### Aim
Recast the entries, from the start through the line containing "1009, 131, 1085]", as a Markdown table with the columns Number and Text, omitting any blank lines.
═══
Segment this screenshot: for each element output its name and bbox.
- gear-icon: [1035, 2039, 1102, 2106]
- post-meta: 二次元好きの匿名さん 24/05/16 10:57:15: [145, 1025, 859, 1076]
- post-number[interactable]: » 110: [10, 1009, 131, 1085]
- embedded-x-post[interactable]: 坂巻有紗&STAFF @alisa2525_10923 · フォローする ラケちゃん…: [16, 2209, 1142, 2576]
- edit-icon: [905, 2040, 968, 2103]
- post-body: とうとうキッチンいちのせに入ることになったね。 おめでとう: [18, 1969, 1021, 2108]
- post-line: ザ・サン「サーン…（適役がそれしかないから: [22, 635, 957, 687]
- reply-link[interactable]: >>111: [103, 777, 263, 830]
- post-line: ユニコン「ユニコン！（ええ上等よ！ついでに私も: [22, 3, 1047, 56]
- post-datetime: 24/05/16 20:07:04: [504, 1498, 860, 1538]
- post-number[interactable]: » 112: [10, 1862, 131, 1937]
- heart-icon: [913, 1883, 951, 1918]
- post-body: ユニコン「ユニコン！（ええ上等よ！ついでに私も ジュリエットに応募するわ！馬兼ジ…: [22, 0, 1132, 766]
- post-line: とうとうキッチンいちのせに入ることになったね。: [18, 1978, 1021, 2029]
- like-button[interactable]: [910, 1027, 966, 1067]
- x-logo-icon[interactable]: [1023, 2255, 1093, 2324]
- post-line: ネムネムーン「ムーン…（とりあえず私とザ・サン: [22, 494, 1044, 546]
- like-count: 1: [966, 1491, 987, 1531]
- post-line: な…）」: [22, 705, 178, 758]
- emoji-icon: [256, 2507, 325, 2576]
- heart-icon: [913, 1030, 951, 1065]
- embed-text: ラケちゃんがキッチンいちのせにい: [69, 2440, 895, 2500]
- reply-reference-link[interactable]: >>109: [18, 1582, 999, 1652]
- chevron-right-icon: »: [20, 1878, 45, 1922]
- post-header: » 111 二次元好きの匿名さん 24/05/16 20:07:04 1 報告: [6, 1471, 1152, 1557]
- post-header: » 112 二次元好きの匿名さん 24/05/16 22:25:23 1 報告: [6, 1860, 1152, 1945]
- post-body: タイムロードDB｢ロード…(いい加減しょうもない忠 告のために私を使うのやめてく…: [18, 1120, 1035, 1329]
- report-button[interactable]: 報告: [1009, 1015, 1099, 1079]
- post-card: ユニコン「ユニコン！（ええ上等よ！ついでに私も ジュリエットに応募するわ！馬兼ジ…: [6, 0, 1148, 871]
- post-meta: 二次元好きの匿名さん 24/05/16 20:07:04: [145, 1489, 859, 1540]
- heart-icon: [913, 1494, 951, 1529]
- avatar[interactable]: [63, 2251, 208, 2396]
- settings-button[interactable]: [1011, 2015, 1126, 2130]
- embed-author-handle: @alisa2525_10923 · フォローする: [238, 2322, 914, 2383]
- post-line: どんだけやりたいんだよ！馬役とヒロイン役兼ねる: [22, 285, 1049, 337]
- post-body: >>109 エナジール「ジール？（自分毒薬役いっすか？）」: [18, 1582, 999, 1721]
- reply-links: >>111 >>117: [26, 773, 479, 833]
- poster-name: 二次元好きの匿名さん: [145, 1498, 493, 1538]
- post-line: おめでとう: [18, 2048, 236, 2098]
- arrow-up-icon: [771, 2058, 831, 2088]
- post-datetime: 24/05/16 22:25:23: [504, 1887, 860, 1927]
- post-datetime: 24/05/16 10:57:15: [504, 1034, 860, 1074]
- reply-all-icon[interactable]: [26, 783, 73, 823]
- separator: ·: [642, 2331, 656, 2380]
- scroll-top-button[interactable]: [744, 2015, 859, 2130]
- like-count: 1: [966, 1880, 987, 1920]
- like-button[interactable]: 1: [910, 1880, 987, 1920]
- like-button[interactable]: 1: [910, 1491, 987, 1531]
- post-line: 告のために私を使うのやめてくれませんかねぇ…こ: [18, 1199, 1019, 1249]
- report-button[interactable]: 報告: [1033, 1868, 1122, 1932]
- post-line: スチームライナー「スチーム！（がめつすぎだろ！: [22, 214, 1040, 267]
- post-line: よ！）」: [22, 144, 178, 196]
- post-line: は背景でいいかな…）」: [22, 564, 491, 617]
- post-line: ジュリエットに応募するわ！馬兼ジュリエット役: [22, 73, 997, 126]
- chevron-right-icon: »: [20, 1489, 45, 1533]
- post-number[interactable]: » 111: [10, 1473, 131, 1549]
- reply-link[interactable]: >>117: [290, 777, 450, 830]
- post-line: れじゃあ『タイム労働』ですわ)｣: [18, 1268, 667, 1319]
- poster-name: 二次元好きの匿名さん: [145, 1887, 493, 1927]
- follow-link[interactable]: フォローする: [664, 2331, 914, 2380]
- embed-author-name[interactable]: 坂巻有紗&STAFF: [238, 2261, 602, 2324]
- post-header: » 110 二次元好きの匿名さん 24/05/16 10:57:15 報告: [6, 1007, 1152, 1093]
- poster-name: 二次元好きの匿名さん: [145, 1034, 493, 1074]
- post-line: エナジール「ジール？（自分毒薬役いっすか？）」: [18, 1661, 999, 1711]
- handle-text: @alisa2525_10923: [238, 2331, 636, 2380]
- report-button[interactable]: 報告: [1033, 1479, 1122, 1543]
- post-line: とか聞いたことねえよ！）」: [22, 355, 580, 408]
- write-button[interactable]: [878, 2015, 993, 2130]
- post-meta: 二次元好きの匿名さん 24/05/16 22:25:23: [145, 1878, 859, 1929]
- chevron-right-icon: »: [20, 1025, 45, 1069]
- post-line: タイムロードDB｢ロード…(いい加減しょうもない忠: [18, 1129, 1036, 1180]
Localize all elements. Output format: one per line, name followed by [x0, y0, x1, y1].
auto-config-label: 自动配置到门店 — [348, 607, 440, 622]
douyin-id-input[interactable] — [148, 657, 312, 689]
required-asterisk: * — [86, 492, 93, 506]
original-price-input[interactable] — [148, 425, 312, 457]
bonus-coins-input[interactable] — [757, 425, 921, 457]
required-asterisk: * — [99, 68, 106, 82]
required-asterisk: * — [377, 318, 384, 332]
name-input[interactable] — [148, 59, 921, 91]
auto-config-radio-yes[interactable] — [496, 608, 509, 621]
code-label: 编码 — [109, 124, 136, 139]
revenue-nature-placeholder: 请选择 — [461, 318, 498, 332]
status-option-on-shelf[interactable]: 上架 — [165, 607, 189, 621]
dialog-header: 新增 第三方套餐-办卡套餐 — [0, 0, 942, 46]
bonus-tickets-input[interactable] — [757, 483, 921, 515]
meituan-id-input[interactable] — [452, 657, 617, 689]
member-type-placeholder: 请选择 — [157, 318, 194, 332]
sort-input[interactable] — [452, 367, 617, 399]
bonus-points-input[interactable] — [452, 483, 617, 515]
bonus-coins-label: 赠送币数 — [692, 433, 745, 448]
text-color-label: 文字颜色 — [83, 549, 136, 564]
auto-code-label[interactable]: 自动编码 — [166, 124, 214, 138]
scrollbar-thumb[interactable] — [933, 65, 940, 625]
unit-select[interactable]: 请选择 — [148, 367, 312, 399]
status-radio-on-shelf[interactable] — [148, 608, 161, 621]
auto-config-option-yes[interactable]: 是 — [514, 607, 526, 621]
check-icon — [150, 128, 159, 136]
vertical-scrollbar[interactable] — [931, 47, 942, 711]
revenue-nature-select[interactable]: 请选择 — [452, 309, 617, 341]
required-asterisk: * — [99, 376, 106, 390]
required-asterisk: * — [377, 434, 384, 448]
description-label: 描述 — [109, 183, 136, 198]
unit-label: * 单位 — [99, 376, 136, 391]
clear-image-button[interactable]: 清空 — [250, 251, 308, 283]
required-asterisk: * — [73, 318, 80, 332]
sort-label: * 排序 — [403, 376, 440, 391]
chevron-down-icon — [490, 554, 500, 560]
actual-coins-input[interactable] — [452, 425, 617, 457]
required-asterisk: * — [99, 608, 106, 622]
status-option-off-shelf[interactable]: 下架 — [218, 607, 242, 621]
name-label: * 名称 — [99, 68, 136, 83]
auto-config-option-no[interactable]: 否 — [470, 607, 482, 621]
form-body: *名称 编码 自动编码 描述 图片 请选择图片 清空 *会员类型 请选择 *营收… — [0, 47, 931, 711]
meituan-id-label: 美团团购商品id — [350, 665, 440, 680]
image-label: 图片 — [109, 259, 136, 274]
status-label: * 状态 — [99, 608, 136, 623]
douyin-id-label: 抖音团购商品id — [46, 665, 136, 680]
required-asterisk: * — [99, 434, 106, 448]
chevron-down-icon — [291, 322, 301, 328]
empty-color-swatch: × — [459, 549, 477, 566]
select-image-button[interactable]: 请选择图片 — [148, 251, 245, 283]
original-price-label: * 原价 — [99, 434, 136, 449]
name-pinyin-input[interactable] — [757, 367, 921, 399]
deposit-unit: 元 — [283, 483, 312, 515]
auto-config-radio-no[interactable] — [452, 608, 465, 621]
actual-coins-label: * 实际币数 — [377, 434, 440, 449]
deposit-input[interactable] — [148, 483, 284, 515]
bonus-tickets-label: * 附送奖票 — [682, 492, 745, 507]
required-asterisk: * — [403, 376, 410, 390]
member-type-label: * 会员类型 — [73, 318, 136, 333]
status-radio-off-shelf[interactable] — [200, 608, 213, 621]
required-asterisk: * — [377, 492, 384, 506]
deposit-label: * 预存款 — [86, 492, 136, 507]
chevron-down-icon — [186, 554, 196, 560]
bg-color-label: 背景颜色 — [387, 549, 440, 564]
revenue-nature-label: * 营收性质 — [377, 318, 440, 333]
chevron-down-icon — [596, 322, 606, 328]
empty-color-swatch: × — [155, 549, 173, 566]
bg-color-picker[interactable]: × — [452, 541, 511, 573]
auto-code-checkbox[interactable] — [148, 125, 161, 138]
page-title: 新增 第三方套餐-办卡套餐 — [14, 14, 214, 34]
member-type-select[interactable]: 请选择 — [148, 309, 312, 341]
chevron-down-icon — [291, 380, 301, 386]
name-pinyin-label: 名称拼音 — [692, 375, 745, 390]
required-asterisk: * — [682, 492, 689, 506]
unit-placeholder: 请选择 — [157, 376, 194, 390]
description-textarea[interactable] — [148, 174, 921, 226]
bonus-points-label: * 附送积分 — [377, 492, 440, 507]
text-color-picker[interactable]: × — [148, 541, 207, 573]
═══
### Solution
| Number | Text |
|---|---|
| 1 | Segment this screenshot: for each element output its name and bbox. |
| 2 | - gear-icon: [1035, 2039, 1102, 2106] |
| 3 | - post-meta: 二次元好きの匿名さん 24/05/16 10:57:15: [145, 1025, 859, 1076] |
| 4 | - post-number[interactable]: » 110: [10, 1009, 131, 1085] |